## begin Excerpted data
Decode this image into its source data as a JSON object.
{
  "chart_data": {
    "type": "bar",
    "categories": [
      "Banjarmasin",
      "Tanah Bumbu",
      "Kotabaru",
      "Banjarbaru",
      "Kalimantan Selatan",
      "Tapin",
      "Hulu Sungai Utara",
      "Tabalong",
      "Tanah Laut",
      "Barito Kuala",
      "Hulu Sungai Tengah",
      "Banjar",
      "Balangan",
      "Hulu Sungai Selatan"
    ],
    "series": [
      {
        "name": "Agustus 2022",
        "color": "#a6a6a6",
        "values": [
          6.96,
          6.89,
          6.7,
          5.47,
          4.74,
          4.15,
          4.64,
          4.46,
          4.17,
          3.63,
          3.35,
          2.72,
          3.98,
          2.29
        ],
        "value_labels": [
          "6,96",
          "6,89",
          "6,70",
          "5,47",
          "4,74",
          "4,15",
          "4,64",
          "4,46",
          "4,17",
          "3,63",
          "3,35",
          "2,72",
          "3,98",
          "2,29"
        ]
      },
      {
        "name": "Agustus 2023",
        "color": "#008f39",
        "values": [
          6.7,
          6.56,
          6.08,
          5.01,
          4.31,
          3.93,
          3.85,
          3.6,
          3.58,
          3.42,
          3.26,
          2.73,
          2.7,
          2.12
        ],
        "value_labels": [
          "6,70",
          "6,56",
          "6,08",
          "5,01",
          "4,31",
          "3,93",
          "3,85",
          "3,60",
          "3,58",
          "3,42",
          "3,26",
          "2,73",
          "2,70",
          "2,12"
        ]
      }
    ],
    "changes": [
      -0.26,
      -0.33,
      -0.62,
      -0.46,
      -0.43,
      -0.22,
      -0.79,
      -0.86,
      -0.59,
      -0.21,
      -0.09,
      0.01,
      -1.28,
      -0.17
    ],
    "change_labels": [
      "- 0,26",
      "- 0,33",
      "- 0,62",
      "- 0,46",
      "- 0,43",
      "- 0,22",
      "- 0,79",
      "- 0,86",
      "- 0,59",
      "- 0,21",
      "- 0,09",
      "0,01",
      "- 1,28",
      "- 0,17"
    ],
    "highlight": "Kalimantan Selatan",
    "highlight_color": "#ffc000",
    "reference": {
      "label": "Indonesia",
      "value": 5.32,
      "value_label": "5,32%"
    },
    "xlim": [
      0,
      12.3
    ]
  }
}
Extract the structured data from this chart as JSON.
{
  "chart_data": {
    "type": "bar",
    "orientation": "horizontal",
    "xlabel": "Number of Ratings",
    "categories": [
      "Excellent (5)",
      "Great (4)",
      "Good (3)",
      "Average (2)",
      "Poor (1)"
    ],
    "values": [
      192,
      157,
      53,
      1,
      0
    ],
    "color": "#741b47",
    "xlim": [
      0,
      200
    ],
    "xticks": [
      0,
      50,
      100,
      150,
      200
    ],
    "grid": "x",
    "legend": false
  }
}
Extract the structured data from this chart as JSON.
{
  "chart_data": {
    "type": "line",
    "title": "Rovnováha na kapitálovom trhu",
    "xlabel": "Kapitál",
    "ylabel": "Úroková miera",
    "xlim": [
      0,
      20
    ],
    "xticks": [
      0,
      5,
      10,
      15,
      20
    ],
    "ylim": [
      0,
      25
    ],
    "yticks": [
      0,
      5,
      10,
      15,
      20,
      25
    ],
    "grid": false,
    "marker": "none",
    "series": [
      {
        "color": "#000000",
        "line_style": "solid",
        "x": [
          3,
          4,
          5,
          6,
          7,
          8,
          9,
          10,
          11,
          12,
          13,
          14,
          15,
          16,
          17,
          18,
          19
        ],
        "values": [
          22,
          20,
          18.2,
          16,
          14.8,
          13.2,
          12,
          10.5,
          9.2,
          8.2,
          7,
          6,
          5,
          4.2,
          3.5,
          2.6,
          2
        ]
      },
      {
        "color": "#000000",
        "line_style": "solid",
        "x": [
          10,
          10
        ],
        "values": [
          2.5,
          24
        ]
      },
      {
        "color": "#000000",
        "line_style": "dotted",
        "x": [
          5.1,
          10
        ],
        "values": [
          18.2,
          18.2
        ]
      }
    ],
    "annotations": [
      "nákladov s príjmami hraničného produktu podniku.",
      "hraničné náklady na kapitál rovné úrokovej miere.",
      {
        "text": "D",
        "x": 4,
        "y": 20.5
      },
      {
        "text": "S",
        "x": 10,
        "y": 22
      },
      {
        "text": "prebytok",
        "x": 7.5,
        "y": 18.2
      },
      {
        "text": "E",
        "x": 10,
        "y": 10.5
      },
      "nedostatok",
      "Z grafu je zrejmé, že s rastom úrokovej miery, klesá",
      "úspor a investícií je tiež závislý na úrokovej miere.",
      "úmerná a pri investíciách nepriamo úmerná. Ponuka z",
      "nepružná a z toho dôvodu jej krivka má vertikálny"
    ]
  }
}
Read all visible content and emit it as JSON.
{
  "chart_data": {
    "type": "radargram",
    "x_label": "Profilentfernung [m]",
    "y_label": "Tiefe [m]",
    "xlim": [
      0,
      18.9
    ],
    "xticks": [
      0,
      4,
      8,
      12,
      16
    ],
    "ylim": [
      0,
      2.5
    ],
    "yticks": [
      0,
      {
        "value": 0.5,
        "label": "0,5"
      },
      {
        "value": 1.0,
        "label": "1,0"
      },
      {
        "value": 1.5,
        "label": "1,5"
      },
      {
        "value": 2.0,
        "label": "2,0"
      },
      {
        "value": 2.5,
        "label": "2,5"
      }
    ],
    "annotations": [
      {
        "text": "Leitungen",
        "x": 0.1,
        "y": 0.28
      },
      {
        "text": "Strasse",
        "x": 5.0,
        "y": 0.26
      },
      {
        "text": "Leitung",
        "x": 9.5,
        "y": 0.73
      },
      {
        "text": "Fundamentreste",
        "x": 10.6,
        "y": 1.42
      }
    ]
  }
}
## end Excerpted data
- [What is needed]: Give all the entries again exactly; leave none out.

- [Answer to this task]:
Decode this image into its source data as a JSON object.
{
  "chart_data": {
    "type": "bar",
    "categories": [
      "Banjarmasin",
      "Tanah Bumbu",
      "Kotabaru",
      "Banjarbaru",
      "Kalimantan Selatan",
      "Tapin",
      "Hulu Sungai Utara",
      "Tabalong",
      "Tanah Laut",
      "Barito Kuala",
      "Hulu Sungai Tengah",
      "Banjar",
      "Balangan",
      "Hulu Sungai Selatan"
    ],
    "series": [
      {
        "name": "Agustus 2022",
        "color": "#a6a6a6",
        "values": [
          6.96,
          6.89,
          6.7,
          5.47,
          4.74,
          4.15,
          4.64,
          4.46,
          4.17,
          3.63,
          3.35,
          2.72,
          3.98,
          2.29
        ],
        "value_labels": [
          "6,96",
          "6,89",
          "6,70",
          "5,47",
          "4,74",
          "4,15",
          "4,64",
          "4,46",
          "4,17",
          "3,63",
          "3,35",
          "2,72",
          "3,98",
          "2,29"
        ]
      },
      {
        "name": "Agustus 2023",
        "color": "#008f39",
        "values": [
          6.7,
          6.56,
          6.08,
          5.01,
          4.31,
          3.93,
          3.85,
          3.6,
          3.58,
          3.42,
          3.26,
          2.73,
          2.7,
          2.12
        ],
        "value_labels": [
          "6,70",
          "6,56",
          "6,08",
          "5,01",
          "4,31",
          "3,93",
          "3,85",
          "3,60",
          "3,58",
          "3,42",
          "3,26",
          "2,73",
          "2,70",
          "2,12"
        ]
      }
    ],
    "changes": [
      -0.26,
      -0.33,
      -0.62,
      -0.46,
      -0.43,
      -0.22,
      -0.79,
      -0.86,
      -0.59,
      -0.21,
      -0.09,
      0.01,
      -1.28,
      -0.17
    ],
    "change_labels": [
      "- 0,26",
      "- 0,33",
      "- 0,62",
      "- 0,46",
      "- 0,43",
      "- 0,22",
      "- 0,79",
      "- 0,86",
      "- 0,59",
      "- 0,21",
      "- 0,09",
      "0,01",
      "- 1,28",
      "- 0,17"
    ],
    "highlight": "Kalimantan Selatan",
    "highlight_color": "#ffc000",
    "reference": {
      "label": "Indonesia",
      "value": 5.32,
      "value_label": "5,32%"
    },
    "xlim": [
      0,
      12.3
    ]
  }
}
Extract the structured data from this chart as JSON.
{
  "chart_data": {
    "type": "bar",
    "orientation": "horizontal",
    "xlabel": "Number of Ratings",
    "categories": [
      "Excellent (5)",
      "Great (4)",
      "Good (3)",
      "Average (2)",
      "Poor (1)"
    ],
    "values": [
      192,
      157,
      53,
      1,
      0
    ],
    "color": "#741b47",
    "xlim": [
      0,
      200
    ],
    "xticks": [
      0,
      50,
      100,
      150,
      200
    ],
    "grid": "x",
    "legend": false
  }
}
Extract the structured data from this chart as JSON.
{
  "chart_data": {
    "type": "line",
    "title": "Rovnováha na kapitálovom trhu",
    "xlabel": "Kapitál",
    "ylabel": "Úroková miera",
    "xlim": [
      0,
      20
    ],
    "xticks": [
      0,
      5,
      10,
      15,
      20
    ],
    "ylim": [
      0,
      25
    ],
    "yticks": [
      0,
      5,
      10,
      15,
      20,
      25
    ],
    "grid": false,
    "marker": "none",
    "series": [
      {
        "color": "#000000",
        "line_style": "solid",
        "x": [
          3,
          4,
          5,
          6,
          7,
          8,
          9,
          10,
          11,
          12,
          13,
          14,
          15,
          16,
          17,
          18,
          19
        ],
        "values": [
          22,
          20,
          18.2,
          16,
          14.8,
          13.2,
          12,
          10.5,
          9.2,
          8.2,
          7,
          6,
          5,
          4.2,
          3.5,
          2.6,
          2
        ]
      },
      {
        "color": "#000000",
        "line_style": "solid",
        "x": [
          10,
          10
        ],
        "values": [
          2.5,
          24
        ]
      },
      {
        "color": "#000000",
        "line_style": "dotted",
        "x": [
          5.1,
          10
        ],
        "values": [
          18.2,
          18.2
        ]
      }
    ],
    "annotations": [
      "nákladov s príjmami hraničného produktu podniku.",
      "hraničné náklady na kapitál rovné úrokovej miere.",
      {
        "text": "D",
        "x": 4,
        "y": 20.5
      },
      {
        "text": "S",
        "x": 10,
        "y": 22
      },
      {
        "text": "prebytok",
        "x": 7.5,
        "y": 18.2
      },
      {
        "text": "E",
        "x": 10,
        "y": 10.5
      },
      "nedostatok",
      "Z grafu je zrejmé, že s rastom úrokovej miery, klesá",
      "úspor a investícií je tiež závislý na úrokovej miere.",
      "úmerná a pri investíciách nepriamo úmerná. Ponuka z",
      "nepružná a z toho dôvodu jej krivka má vertikálny"
    ]
  }
}
Read all visible content and emit it as JSON.
{
  "chart_data": {
    "type": "radargram",
    "x_label": "Profilentfernung [m]",
    "y_label": "Tiefe [m]",
    "xlim": [
      0,
      18.9
    ],
    "xticks": [
      0,
      4,
      8,
      12,
      16
    ],
    "ylim": [
      0,
      2.5
    ],
    "yticks": [
      0,
      {
        "value": 0.5,
        "label": "0,5"
      },
      {
        "value": 1.0,
        "label": "1,0"
      },
      {
        "value": 1.5,
        "label": "1,5"
      },
      {
        "value": 2.0,
        "label": "2,0"
      },
      {
        "value": 2.5,
        "label": "2,5"
      }
    ],
    "annotations": [
      {
        "text": "Leitungen",
        "x": 0.1,
        "y": 0.28
      },
      {
        "text": "Strasse",
        "x": 5.0,
        "y": 0.26
      },
      {
        "text": "Leitung",
        "x": 9.5,
        "y": 0.73
      },
      {
        "text": "Fundamentreste",
        "x": 10.6,
        "y": 1.42
      }
    ]
  }
}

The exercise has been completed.